» **DIRECTIVE**
Every record below is to be retyped exactly.

» **PROVIDED DATA**
* Start *

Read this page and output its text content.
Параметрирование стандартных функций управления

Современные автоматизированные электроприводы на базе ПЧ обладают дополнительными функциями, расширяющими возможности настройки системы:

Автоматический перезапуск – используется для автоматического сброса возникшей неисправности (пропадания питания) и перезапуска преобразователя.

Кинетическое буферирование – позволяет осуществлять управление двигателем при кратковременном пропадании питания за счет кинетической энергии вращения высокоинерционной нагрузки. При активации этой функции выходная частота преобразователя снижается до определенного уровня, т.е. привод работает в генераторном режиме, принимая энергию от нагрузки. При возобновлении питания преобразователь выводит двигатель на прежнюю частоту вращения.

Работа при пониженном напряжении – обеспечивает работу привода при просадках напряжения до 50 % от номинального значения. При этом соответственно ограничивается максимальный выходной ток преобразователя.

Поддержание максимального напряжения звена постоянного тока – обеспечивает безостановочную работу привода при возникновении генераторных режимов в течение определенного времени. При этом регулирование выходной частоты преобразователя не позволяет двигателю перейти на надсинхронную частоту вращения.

* End *

» **ANSWER FOR THIS EXERCISE**
Read this page and output its text content.
Параметрирование стандартных функций управления

Современные автоматизированные электроприводы на базе ПЧ обладают дополнительными функциями, расширяющими возможности настройки системы:

Автоматический перезапуск – используется для автоматического сброса возникшей неисправности (пропадания питания) и перезапуска преобразователя.

Кинетическое буферирование – позволяет осуществлять управление двигателем при кратковременном пропадании питания за счет кинетической энергии вращения высокоинерционной нагрузки. При активации этой функции выходная частота преобразователя снижается до определенного уровня, т.е. привод работает в генераторном режиме, принимая энергию от нагрузки. При возобновлении питания преобразователь выводит двигатель на прежнюю частоту вращения.

Работа при пониженном напряжении – обеспечивает работу привода при просадках напряжения до 50 % от номинального значения. При этом соответственно ограничивается максимальный выходной ток преобразователя.

Поддержание максимального напряжения звена постоянного тока – обеспечивает безостановочную работу привода при возникновении генераторных режимов в течение определенного времени. При этом регулирование выходной частоты преобразователя не позволяет двигателю перейти на надсинхронную частоту вращения.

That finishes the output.